**** Selected text ****

When looking at survival in the great outdoors, you may want to consider investing in an air rifle. Why? They offer a lot of advantages over traditional weapons, here are a few of those:

Permits: In most areas air rifles do not require permits, making them easier to come by. You can cut out all the paperwork and waiting periods applicable when purchasing a regular firearm.

Easy to shoot: Air rifles are easy to point and shoot, making it the ideal choice for beginners and also for the smaller in stature. After all, they excel at obtaining small game closer in without the tell-tale giveaway of position due to sound.

They are inexpensive: This is a huge advantage which will allow you to go and get more gun for your money. While this doesn’t speak to a physical advantage, per say, it certainly does speak to a fiscal advantage.  An entry level air rifle won’t cost more than about $150-$300, though there are models in the $800 and up range.

Let’s face it, the financial savings are a huge perk. Ammunition is easily available and is far more affordable than standard ammunition. This allows you to purchase plenty of stock at a time, allowing you to stay prepared at all times.

Easy to carry: The air rifle is lightweight, making it easy to carry while you hunt. You can move around freely and easily, unhindered by a heavy firearm and loads of very heavy ammunition. The air rifle’s ammunition is compact and lightweight too, making it possible for you to carry far more on you, without slowing you down. This will allow you to stay out for longer periods, giving you more time to do what you set out to do. The weight of standard ammunition is also very light, and a big plus when you’re headed out on foot.

Stealth: Air rifles are very quiet and as such, offer a huge advantage over regular weapons. There is no explosion at all, because they work on compressed air. Even when your ammunition hits its target, the sound is far quieter than that of a regular bullet. You would be able to shoot your catch, without the sound of it chasing away everything else in the vicinity and giving away your presence to a much larger area. This is also an advantage for target practice, as you may be able to practice without disturbing your neighbors, and without having to don ear muffs and head off to the shooting range. Even a .22 air rifle will take down small to mid-size targets, with a well-placed shot.

**** Material ****

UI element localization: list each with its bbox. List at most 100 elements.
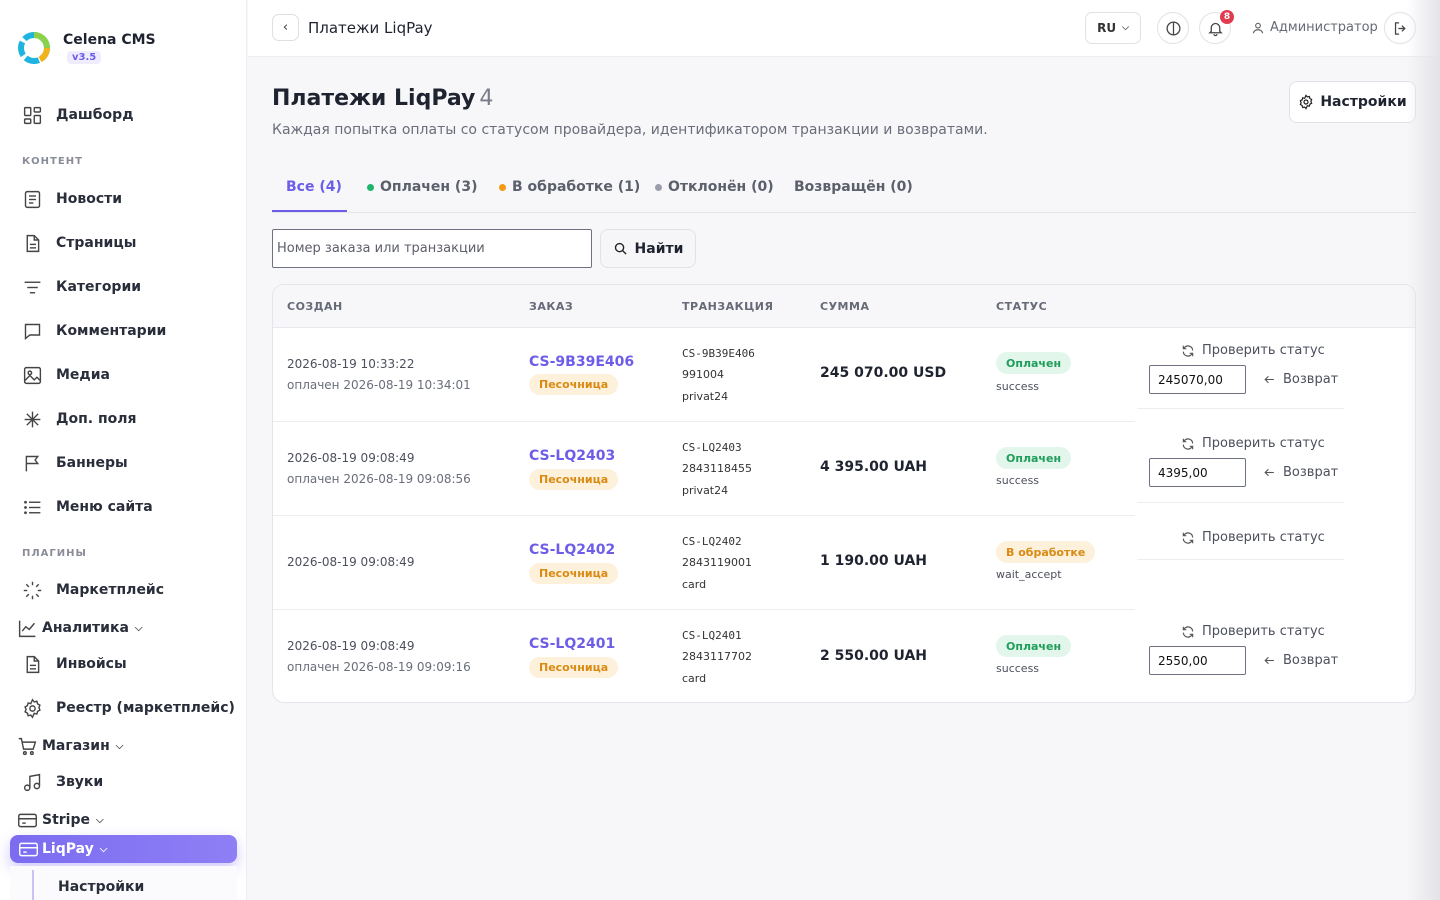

****

:: Prompt 1 ::
According to the air rifle passage, what is the price range of an entry-level air rifle?
:: Prompt 2 ::
Take the air rifle passage further, starting after its last sentence.
The listing has no connection to the air rifle passage.

:: Exercise response 1 ::
An entry-level air rifle costs about $150 to $300.

:: Exercise response 2 ::
Minimal maintenance: Unlike a standard firearm, cleaning and maintenance is easy, requiring minimal time and fuss. A standard firearm must be dismantled, oiled and cleaned regularly, meaning it’s out of commission throughout the cleaning and oiling process. An air rifle, because it uses only compressed air, and does not involve any type of explosion or powder, requires only a few dabs of oil on a pad, run through its barrel every 500 to 1,000 shots. This means it’s ready for use again in a few short moments. They are hardy and last for many years when kept well lubricated.

High Velocity: The high velocity of even the smallest .22 air rifle will allow you to take down small to medium animals, such as rabbits and squirrels, or even small deer, for your survival.

Sustainability: Air rifles offer the advantage of being highly sustainable because they don’t need any CO2 canisters, gun powder, filling tanks or compressors. A single pump of your break barrel air rifle will ensure a consistent velocity every time. If you want to look at more advanced weapons, you could also look at the multi-pump pellet rifle which allows more than one shot at a time. You would pump the handle several times, building up enough pressure to pull off several shots. This is a huge advantage when out in the elements, especially if you find yourself in confined spaces, such as thick undergrowth.  However it is important to remember that the single shot is more accurate than its multi-pump counterpart.

Accuracy: Lacking the hefty kick of a regular firearm, Air rifles are great for beginners too. They allow you to aim and fire, without the margin for error brought about by the kick. If you’re new to shooting, you could start off with the lower caliber air rifles to improve your accuracy. The air rifle will offer you a safe, quiet way to improve your accuracy. You can practice safely in your own backyard until you feel ready to try going out to try one in a survival mode. A good option to start with is a .22 air rifle, whose ammunition is well priced, so you can afford to buy plenty while you perfect your shot. Once your skills improve, you can move onto heavier caliber weapons. To improve your accuracy further, you can add a sight, which allows you to line up your shot with greater finesse.

Reliability: The simplicity of its mechanism and the absence of advanced mechanical parts, makes the air rifle a reliable weapon that is guaranteed to fire the first time, every time, provided you have ensured there is air in the chamber. Since airguns have been around since the 1700’s, we can rest assured they are tried and trusted to be reliable and sturdy. They have proven themselves to be invaluable over the centuries. The Lewis and Clark Expedition used a Girandoni air rifle in the demonstrations that they performed for nearly every Native American tribe they encountered on the expedition!

Images from the 3-Position National Air Rifle Championship. These rifles might exceed that $150 – $300 range spoken of earlier.

They’re great fun too! Very importantly, air rifles offer hours of fun too. You can make your own targets and have contests with your friends, while still ensuring that you hone the skills needed to look after yourself in any situation.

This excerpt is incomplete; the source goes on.